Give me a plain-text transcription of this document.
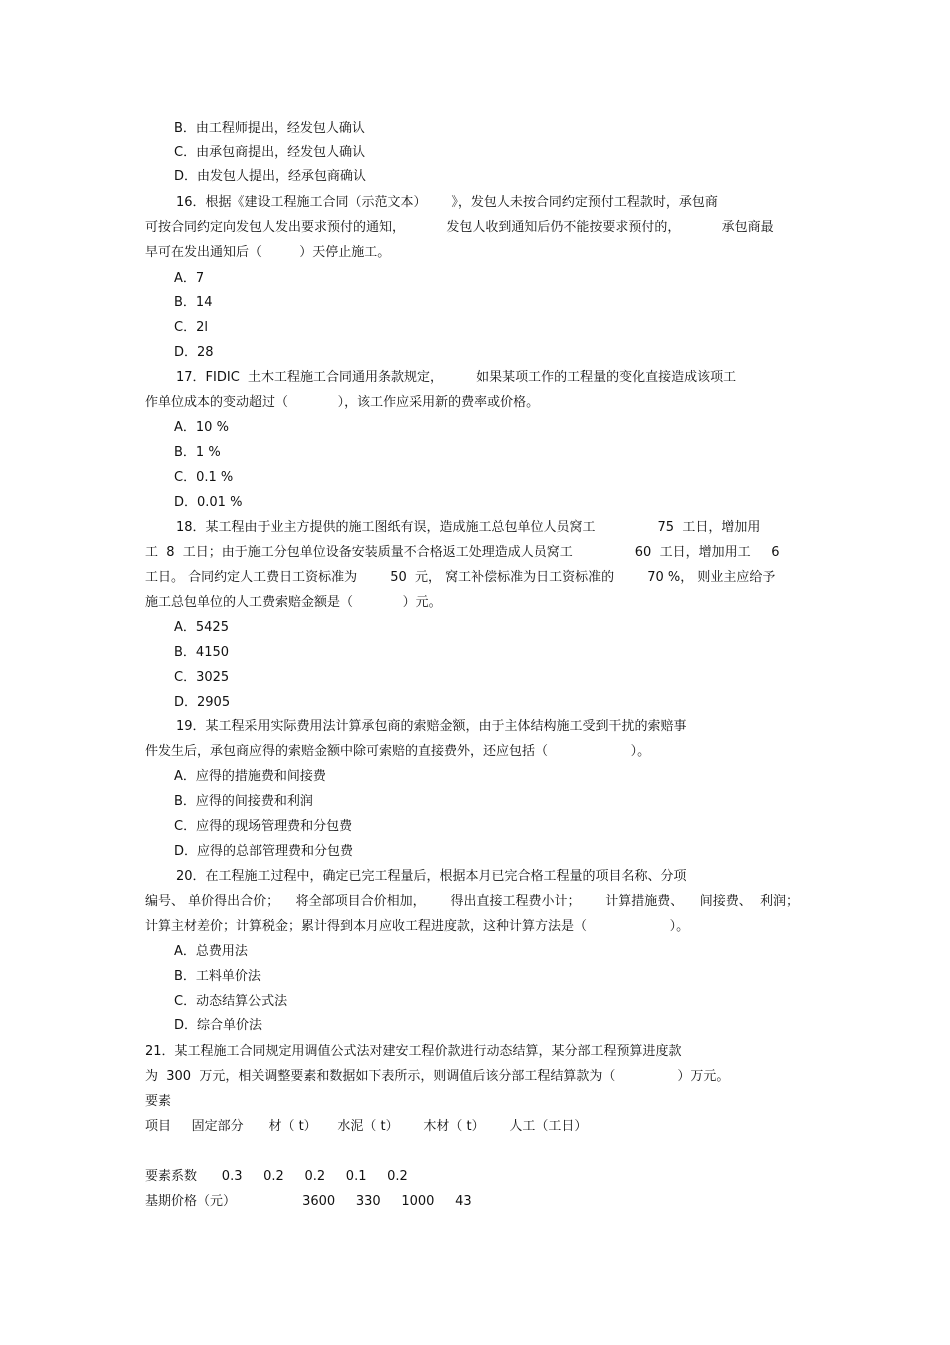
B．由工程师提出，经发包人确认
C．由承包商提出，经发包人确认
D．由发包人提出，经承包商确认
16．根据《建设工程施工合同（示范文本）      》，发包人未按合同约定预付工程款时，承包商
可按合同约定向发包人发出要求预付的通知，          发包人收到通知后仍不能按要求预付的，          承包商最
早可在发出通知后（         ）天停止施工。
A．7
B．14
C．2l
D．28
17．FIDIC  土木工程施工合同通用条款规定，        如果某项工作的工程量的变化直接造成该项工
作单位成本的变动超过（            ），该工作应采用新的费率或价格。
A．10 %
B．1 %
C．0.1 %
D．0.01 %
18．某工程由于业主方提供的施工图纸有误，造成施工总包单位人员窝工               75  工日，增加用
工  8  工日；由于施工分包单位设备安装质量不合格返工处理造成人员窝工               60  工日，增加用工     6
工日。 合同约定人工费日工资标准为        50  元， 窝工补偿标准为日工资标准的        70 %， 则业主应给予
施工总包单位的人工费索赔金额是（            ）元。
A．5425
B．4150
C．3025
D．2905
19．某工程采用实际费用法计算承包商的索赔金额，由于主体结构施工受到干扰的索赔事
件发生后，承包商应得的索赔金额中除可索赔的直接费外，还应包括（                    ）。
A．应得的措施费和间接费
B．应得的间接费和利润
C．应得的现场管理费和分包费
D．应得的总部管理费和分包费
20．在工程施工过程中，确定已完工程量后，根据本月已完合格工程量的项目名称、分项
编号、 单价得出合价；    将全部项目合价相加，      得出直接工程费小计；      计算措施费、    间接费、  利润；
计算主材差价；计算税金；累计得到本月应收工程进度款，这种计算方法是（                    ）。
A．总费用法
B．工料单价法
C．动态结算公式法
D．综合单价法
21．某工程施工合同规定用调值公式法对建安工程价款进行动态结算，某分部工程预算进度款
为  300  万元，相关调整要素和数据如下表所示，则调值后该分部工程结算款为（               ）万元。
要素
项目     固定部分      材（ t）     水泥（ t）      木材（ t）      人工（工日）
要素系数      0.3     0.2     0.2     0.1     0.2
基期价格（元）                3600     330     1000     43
===
Goal -> Repeat all the data as it stands, dropping any images it holds.

Answer ->
Give me a plain-text transcription of this document.
B．由工程师提出，经发包人确认
C．由承包商提出，经发包人确认
D．由发包人提出，经承包商确认
16．根据《建设工程施工合同（示范文本）      》，发包人未按合同约定预付工程款时，承包商
可按合同约定向发包人发出要求预付的通知，          发包人收到通知后仍不能按要求预付的，          承包商最
早可在发出通知后（         ）天停止施工。
A．7
B．14
C．2l
D．28
17．FIDIC  土木工程施工合同通用条款规定，        如果某项工作的工程量的变化直接造成该项工
作单位成本的变动超过（            ），该工作应采用新的费率或价格。
A．10 %
B．1 %
C．0.1 %
D．0.01 %
18．某工程由于业主方提供的施工图纸有误，造成施工总包单位人员窝工               75  工日，增加用
工  8  工日；由于施工分包单位设备安装质量不合格返工处理造成人员窝工               60  工日，增加用工     6
工日。 合同约定人工费日工资标准为        50  元， 窝工补偿标准为日工资标准的        70 %， 则业主应给予
施工总包单位的人工费索赔金额是（            ）元。
A．5425
B．4150
C．3025
D．2905
19．某工程采用实际费用法计算承包商的索赔金额，由于主体结构施工受到干扰的索赔事
件发生后，承包商应得的索赔金额中除可索赔的直接费外，还应包括（                    ）。
A．应得的措施费和间接费
B．应得的间接费和利润
C．应得的现场管理费和分包费
D．应得的总部管理费和分包费
20．在工程施工过程中，确定已完工程量后，根据本月已完合格工程量的项目名称、分项
编号、 单价得出合价；    将全部项目合价相加，      得出直接工程费小计；      计算措施费、    间接费、  利润；
计算主材差价；计算税金；累计得到本月应收工程进度款，这种计算方法是（                    ）。
A．总费用法
B．工料单价法
C．动态结算公式法
D．综合单价法
21．某工程施工合同规定用调值公式法对建安工程价款进行动态结算，某分部工程预算进度款
为  300  万元，相关调整要素和数据如下表所示，则调值后该分部工程结算款为（               ）万元。
要素
项目     固定部分      材（ t）     水泥（ t）      木材（ t）      人工（工日）
要素系数      0.3     0.2     0.2     0.1     0.2
基期价格（元）                3600     330     1000     43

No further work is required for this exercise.